§ **Task to complete**
Find the lines of data that contain the string "Monika", then list them.
----- The records -----
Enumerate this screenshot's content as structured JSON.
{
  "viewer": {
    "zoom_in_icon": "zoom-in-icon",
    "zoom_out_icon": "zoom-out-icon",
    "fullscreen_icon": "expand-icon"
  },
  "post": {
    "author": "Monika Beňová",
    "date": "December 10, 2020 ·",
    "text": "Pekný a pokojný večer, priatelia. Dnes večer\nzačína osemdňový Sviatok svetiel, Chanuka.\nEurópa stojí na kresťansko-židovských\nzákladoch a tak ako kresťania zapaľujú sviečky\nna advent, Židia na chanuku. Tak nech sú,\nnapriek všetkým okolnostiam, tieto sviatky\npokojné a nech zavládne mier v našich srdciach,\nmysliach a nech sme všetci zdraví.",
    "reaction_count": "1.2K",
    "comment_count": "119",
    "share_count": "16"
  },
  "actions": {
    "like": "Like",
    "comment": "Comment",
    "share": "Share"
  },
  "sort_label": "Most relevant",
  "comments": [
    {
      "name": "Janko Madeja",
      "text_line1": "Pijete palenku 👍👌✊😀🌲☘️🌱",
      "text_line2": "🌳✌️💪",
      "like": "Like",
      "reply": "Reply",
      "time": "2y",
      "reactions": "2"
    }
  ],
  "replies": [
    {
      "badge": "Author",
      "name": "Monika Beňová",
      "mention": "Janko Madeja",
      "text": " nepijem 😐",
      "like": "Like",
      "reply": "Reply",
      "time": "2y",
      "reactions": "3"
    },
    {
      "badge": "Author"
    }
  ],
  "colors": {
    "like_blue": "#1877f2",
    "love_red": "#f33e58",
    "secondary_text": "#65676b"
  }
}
-----
§ **Output of the task**
    "author": "Monika Beňová",
      "name": "Monika Beňová",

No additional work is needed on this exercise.